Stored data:
________________

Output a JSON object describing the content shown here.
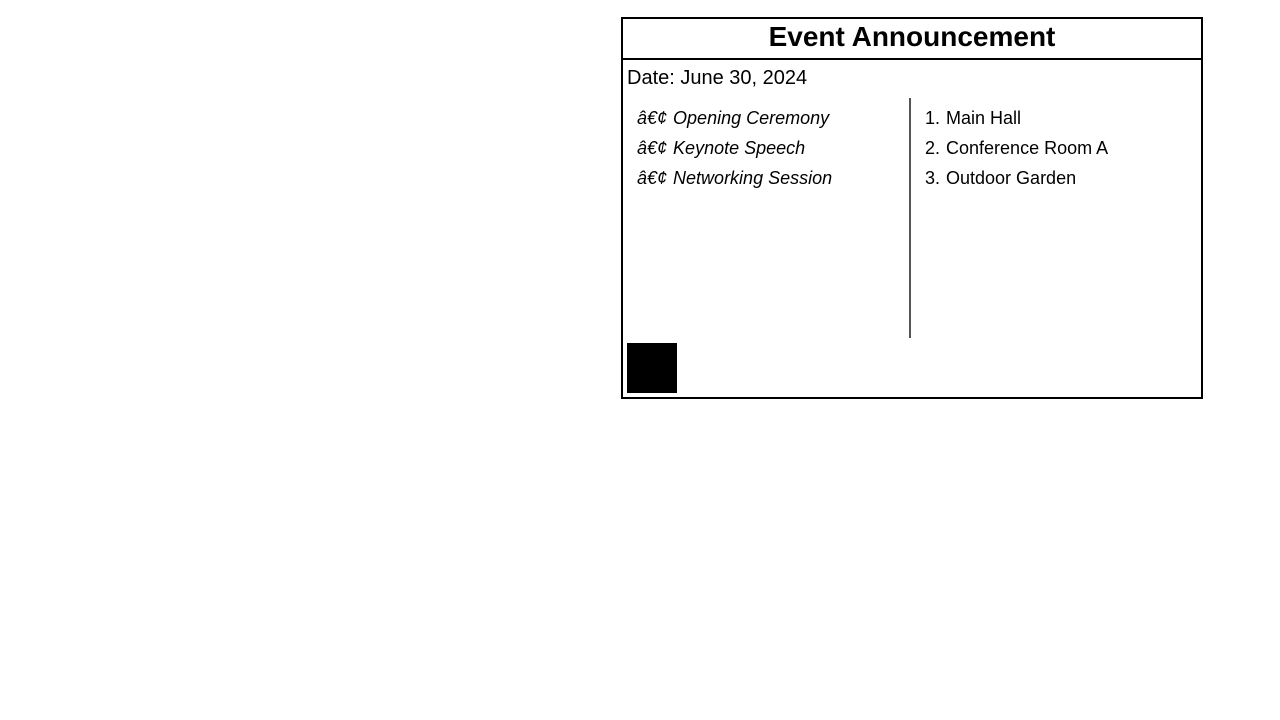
{
  "announcement": {
    "title": "Event Announcement",
    "date_text": "Date: June 30, 2024",
    "activities": [
      {
        "bullet": "â€¢",
        "label": "Opening Ceremony"
      },
      {
        "bullet": "â€¢",
        "label": "Keynote Speech"
      },
      {
        "bullet": "â€¢",
        "label": "Networking Session"
      }
    ],
    "venues": [
      {
        "number": "1.",
        "label": "Main Hall"
      },
      {
        "number": "2.",
        "label": "Conference Room A"
      },
      {
        "number": "3.",
        "label": "Outdoor Garden"
      }
    ],
    "colors": {
      "border": "#000000",
      "divider": "#555555",
      "square": "#000000"
    }
  }
}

________________

(SHORT TASK): Looking at the records above, work out how many lines include the word "label", then give that number by itself.

(EXERCISE RESULT): 6